What the exercise asks. Please give every line of the records below as a Markdown table with the columns "Row" and "Line", leaving out blank lines and the pictures.

(Element box records)
########
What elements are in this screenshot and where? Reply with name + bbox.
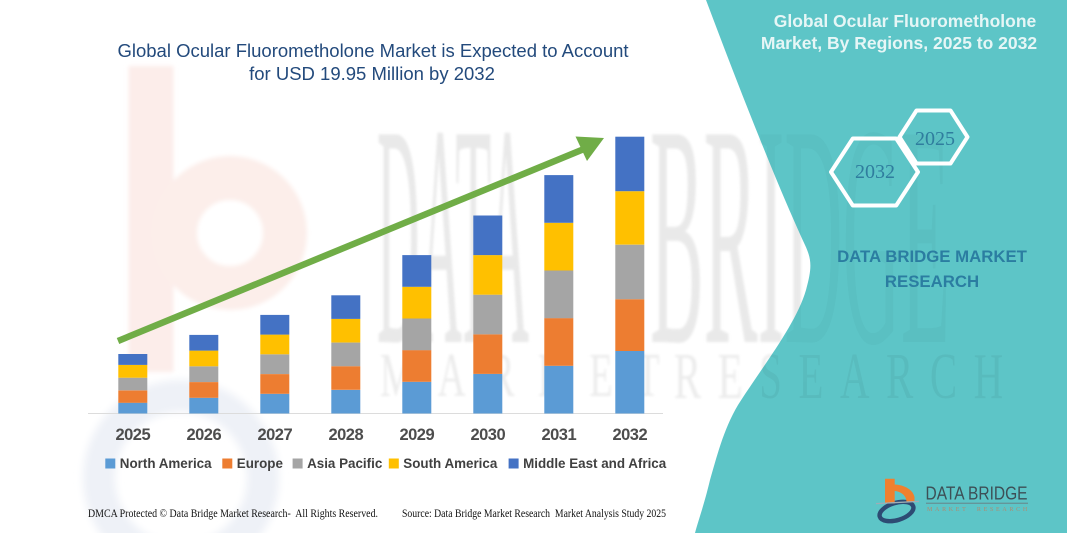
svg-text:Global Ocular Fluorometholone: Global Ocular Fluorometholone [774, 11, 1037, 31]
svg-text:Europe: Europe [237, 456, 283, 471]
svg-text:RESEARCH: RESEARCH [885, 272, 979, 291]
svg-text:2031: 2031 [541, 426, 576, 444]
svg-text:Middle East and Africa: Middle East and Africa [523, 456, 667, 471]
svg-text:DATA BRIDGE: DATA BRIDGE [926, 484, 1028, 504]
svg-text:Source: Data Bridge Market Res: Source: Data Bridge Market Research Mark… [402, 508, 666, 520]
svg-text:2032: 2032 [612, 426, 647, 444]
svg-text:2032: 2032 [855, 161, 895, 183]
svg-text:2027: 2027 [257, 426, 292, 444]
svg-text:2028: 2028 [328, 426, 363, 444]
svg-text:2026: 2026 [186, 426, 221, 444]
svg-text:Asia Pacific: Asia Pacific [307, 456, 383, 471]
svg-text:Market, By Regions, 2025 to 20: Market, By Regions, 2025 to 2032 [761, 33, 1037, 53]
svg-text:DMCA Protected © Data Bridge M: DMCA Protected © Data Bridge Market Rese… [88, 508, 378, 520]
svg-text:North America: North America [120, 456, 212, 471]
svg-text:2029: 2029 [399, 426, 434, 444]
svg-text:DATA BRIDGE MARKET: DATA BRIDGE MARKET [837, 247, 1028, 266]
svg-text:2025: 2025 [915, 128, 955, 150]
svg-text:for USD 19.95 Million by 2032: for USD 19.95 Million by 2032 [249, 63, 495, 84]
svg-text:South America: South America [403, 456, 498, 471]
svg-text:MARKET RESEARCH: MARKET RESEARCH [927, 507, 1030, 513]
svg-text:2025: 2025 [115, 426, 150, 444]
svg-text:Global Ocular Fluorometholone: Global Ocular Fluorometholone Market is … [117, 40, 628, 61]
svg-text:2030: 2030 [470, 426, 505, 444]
########
Complete answer.
| Row | Line |
|---|---|
| 1 | What elements are in this screenshot and where? Reply with name + bbox. |
| 2 | svg-text:Global Ocular Fluorometholone: Global Ocular Fluorometholone [774, 11, 1037, 31] |
| 3 | svg-text:Europe: Europe [237, 456, 283, 471] |
| 4 | svg-text:RESEARCH: RESEARCH [885, 272, 979, 291] |
| 5 | svg-text:2031: 2031 [541, 426, 576, 444] |
| 6 | svg-text:Middle East and Africa: Middle East and Africa [523, 456, 667, 471] |
| 7 | svg-text:DATA BRIDGE: DATA BRIDGE [926, 484, 1028, 504] |
| 8 | svg-text:Source: Data Bridge Market Res: Source: Data Bridge Market Research Mark… [402, 508, 666, 520] |
| 9 | svg-text:2032: 2032 [612, 426, 647, 444] |
| 10 | svg-text:2032: 2032 [855, 161, 895, 183] |
| 11 | svg-text:2027: 2027 [257, 426, 292, 444] |
| 12 | svg-text:2028: 2028 [328, 426, 363, 444] |
| 13 | svg-text:2026: 2026 [186, 426, 221, 444] |
| 14 | svg-text:Asia Pacific: Asia Pacific [307, 456, 383, 471] |
| 15 | svg-text:Market, By Regions, 2025 to 20: Market, By Regions, 2025 to 2032 [761, 33, 1037, 53] |
| 16 | svg-text:DMCA Protected © Data Bridge M: DMCA Protected © Data Bridge Market Rese… [88, 508, 378, 520] |
| 17 | svg-text:North America: North America [120, 456, 212, 471] |
| 18 | svg-text:2029: 2029 [399, 426, 434, 444] |
| 19 | svg-text:DATA BRIDGE MARKET: DATA BRIDGE MARKET [837, 247, 1028, 266] |
| 20 | svg-text:2025: 2025 [915, 128, 955, 150] |
| 21 | svg-text:for USD 19.95 Million by 2032: for USD 19.95 Million by 2032 [249, 63, 495, 84] |
| 22 | svg-text:South America: South America [403, 456, 498, 471] |
| 23 | svg-text:MARKET RESEARCH: MARKET RESEARCH [927, 507, 1030, 513] |
| 24 | svg-text:2025: 2025 [115, 426, 150, 444] |
| 25 | svg-text:Global Ocular Fluorometholone: Global Ocular Fluorometholone Market is … [117, 40, 628, 61] |
| 26 | svg-text:2030: 2030 [470, 426, 505, 444] |